-- WHAT IS REQUIRED --
Repeat each record below exactly as given.

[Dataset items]
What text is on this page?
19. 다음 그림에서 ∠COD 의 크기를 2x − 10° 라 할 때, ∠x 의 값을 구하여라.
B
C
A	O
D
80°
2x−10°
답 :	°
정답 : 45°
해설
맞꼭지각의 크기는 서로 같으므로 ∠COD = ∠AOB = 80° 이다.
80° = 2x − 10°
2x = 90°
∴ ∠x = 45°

-- OUTPUT OF THE EXERCISE --
What text is on this page?
19. 다음 그림에서 ∠COD 의 크기를 2x − 10° 라 할 때, ∠x 의 값을 구하여라.
B
C
A	O
D
80°
2x−10°
답 :	°
정답 : 45°
해설
맞꼭지각의 크기는 서로 같으므로 ∠COD = ∠AOB = 80° 이다.
80° = 2x − 10°
2x = 90°
∴ ∠x = 45°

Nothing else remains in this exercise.